**DATASET RECORDS**
>>
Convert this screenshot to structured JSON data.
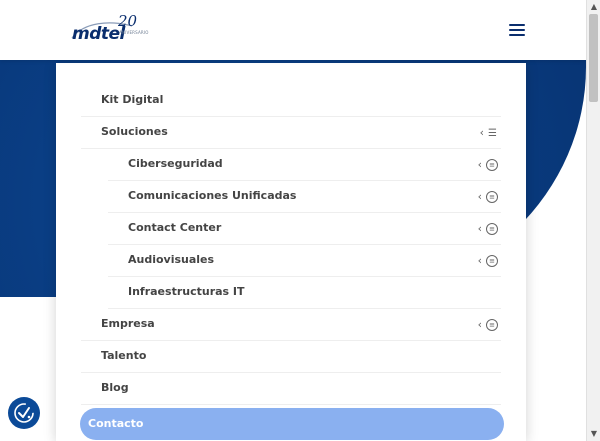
{
  "header": {
    "logo_text": "mdtel",
    "logo_anniversary": "20",
    "logo_anniversary_sub": "ANIVERSARIO",
    "menu_icon": "hamburger-icon"
  },
  "menu": {
    "items": [
      {
        "label": "Kit Digital",
        "level": 0,
        "has_submenu": false
      },
      {
        "label": "Soluciones",
        "level": 0,
        "has_submenu": true,
        "expanded": true
      },
      {
        "label": "Ciberseguridad",
        "level": 1,
        "has_submenu": true
      },
      {
        "label": "Comunicaciones Unificadas",
        "level": 1,
        "has_submenu": true
      },
      {
        "label": "Contact Center",
        "level": 1,
        "has_submenu": true
      },
      {
        "label": "Audiovisuales",
        "level": 1,
        "has_submenu": true
      },
      {
        "label": "Infraestructuras IT",
        "level": 1,
        "has_submenu": false
      },
      {
        "label": "Empresa",
        "level": 0,
        "has_submenu": true
      },
      {
        "label": "Talento",
        "level": 0,
        "has_submenu": false
      },
      {
        "label": "Blog",
        "level": 0,
        "has_submenu": false
      }
    ],
    "contacto": {
      "label": "Contacto"
    }
  },
  "colors": {
    "brand_navy": "#0a2e6e",
    "hero_blue": "#0b4a98",
    "contacto_bg": "#8ab0f0",
    "menu_text": "#444444"
  },
  "accessibility_button": {
    "icon": "accessibility-icon"
  }
}
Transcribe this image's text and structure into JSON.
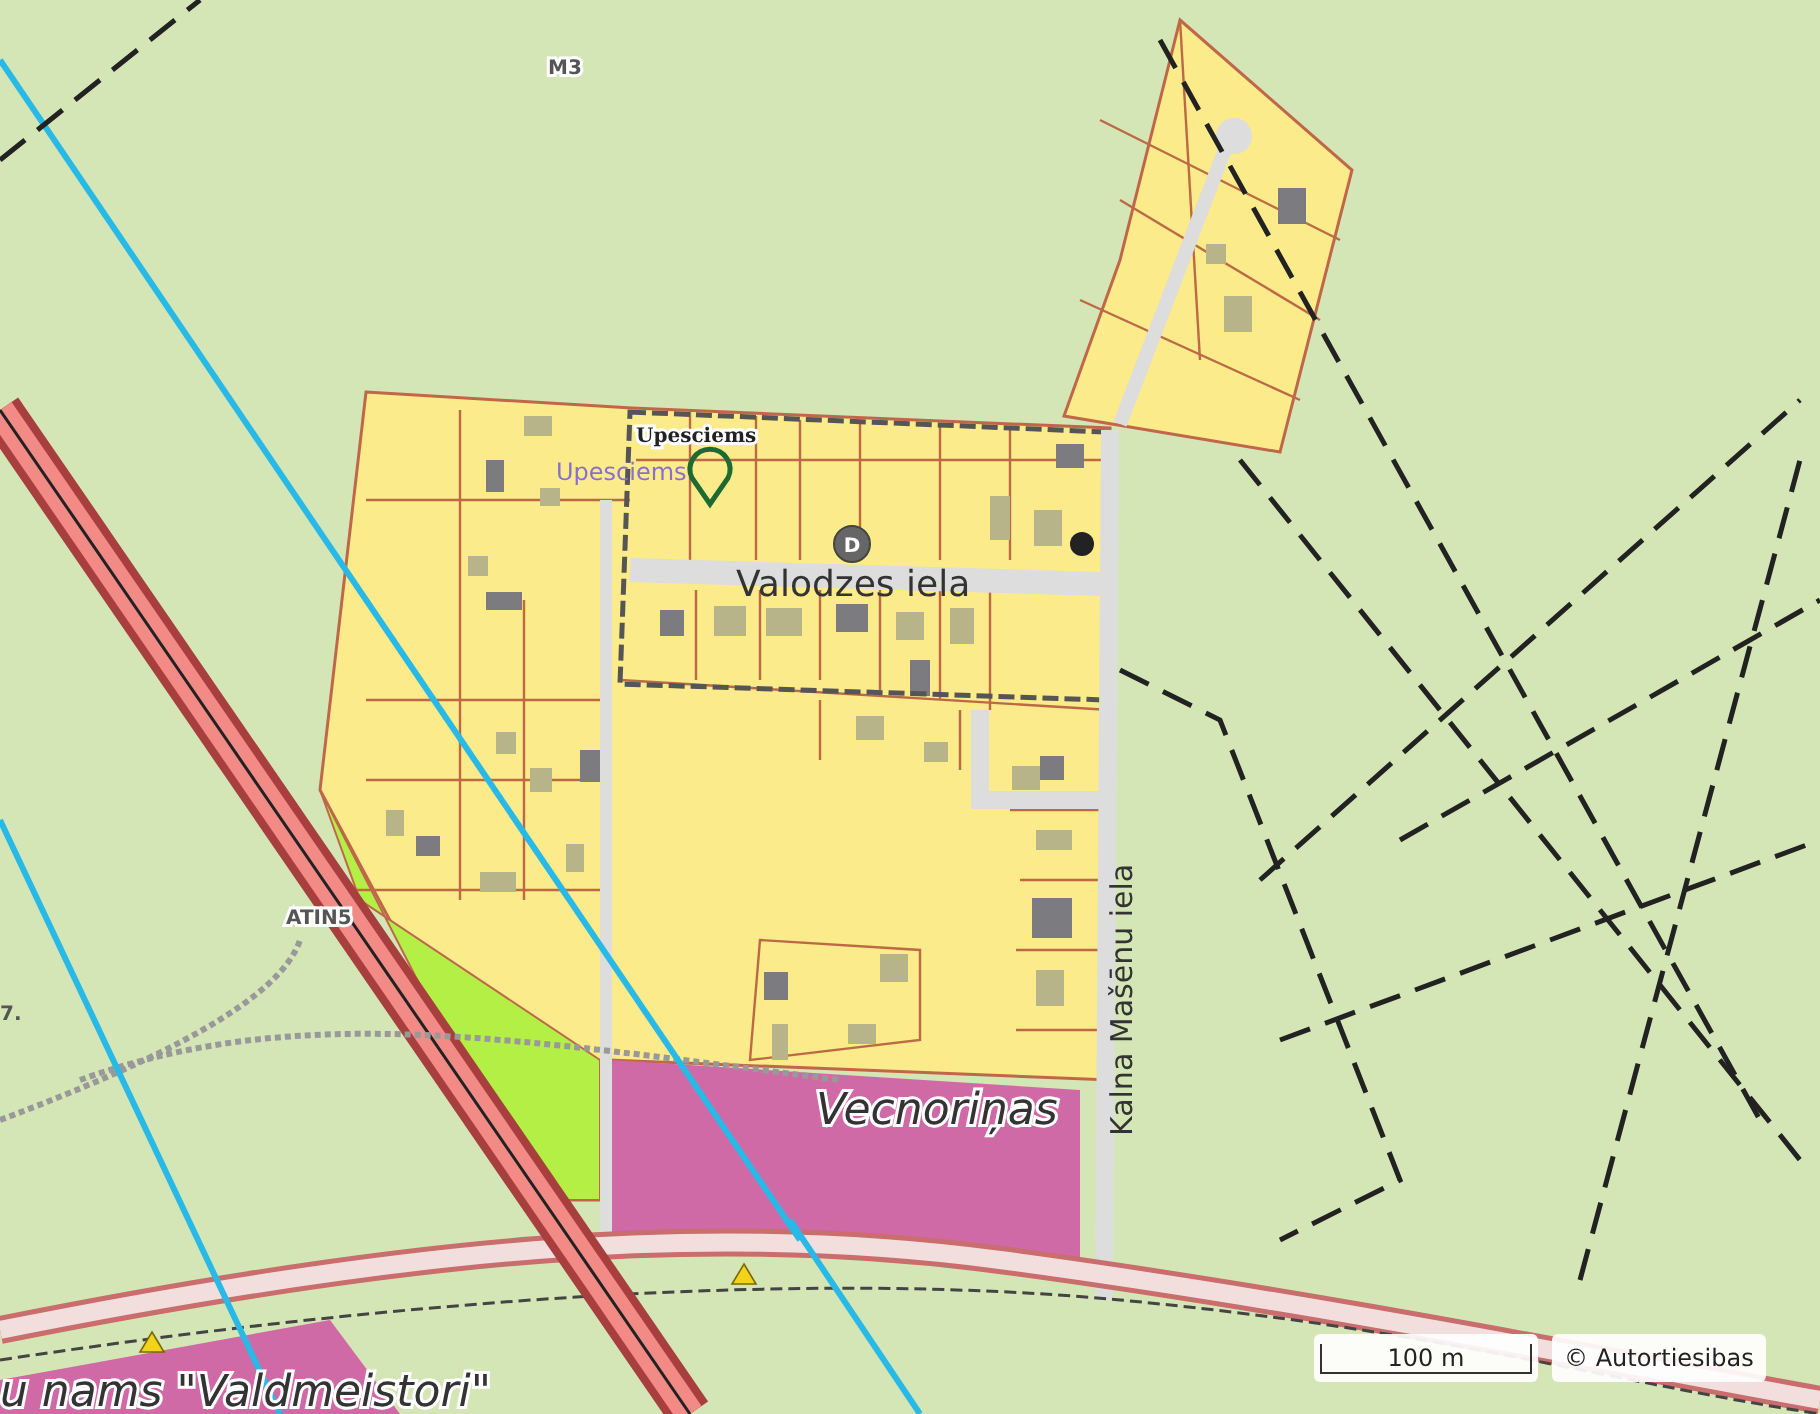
{
  "map": {
    "labels": [
      {
        "kind": "road-ref",
        "text": "M3"
      },
      {
        "kind": "place",
        "text": "Upesciems"
      },
      {
        "kind": "place-alt",
        "text": "Upesciems"
      },
      {
        "kind": "street",
        "text": "Valodzes iela"
      },
      {
        "kind": "street-vertical",
        "text": "Kalna Mašēnu iela"
      },
      {
        "kind": "area",
        "text": "Vecnoriņas"
      },
      {
        "kind": "road-ref",
        "text": "ATIN5"
      },
      {
        "kind": "edge",
        "text": "7."
      },
      {
        "kind": "area",
        "text": "u nams \"Valdmeistori\""
      }
    ],
    "badge": {
      "text": "D"
    }
  },
  "scale_bar": {
    "text": "100 m"
  },
  "attribution": {
    "text": "© Autortiesibas"
  }
}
<<
**OBJECTIVE**
Reproduce the full material exactly, excluding the pictures.

**RESPONSE**
Convert this screenshot to structured JSON data.
{
  "header": {
    "logo_text": "mdtel",
    "logo_anniversary": "20",
    "logo_anniversary_sub": "ANIVERSARIO",
    "menu_icon": "hamburger-icon"
  },
  "menu": {
    "items": [
      {
        "label": "Kit Digital",
        "level": 0,
        "has_submenu": false
      },
      {
        "label": "Soluciones",
        "level": 0,
        "has_submenu": true,
        "expanded": true
      },
      {
        "label": "Ciberseguridad",
        "level": 1,
        "has_submenu": true
      },
      {
        "label": "Comunicaciones Unificadas",
        "level": 1,
        "has_submenu": true
      },
      {
        "label": "Contact Center",
        "level": 1,
        "has_submenu": true
      },
      {
        "label": "Audiovisuales",
        "level": 1,
        "has_submenu": true
      },
      {
        "label": "Infraestructuras IT",
        "level": 1,
        "has_submenu": false
      },
      {
        "label": "Empresa",
        "level": 0,
        "has_submenu": true
      },
      {
        "label": "Talento",
        "level": 0,
        "has_submenu": false
      },
      {
        "label": "Blog",
        "level": 0,
        "has_submenu": false
      }
    ],
    "contacto": {
      "label": "Contacto"
    }
  },
  "colors": {
    "brand_navy": "#0a2e6e",
    "hero_blue": "#0b4a98",
    "contacto_bg": "#8ab0f0",
    "menu_text": "#444444"
  },
  "accessibility_button": {
    "icon": "accessibility-icon"
  }
}
Transcribe this image's text and structure into JSON.
{
  "map": {
    "labels": [
      {
        "kind": "road-ref",
        "text": "M3"
      },
      {
        "kind": "place",
        "text": "Upesciems"
      },
      {
        "kind": "place-alt",
        "text": "Upesciems"
      },
      {
        "kind": "street",
        "text": "Valodzes iela"
      },
      {
        "kind": "street-vertical",
        "text": "Kalna Mašēnu iela"
      },
      {
        "kind": "area",
        "text": "Vecnoriņas"
      },
      {
        "kind": "road-ref",
        "text": "ATIN5"
      },
      {
        "kind": "edge",
        "text": "7."
      },
      {
        "kind": "area",
        "text": "u nams \"Valdmeistori\""
      }
    ],
    "badge": {
      "text": "D"
    }
  },
  "scale_bar": {
    "text": "100 m"
  },
  "attribution": {
    "text": "© Autortiesibas"
  }
}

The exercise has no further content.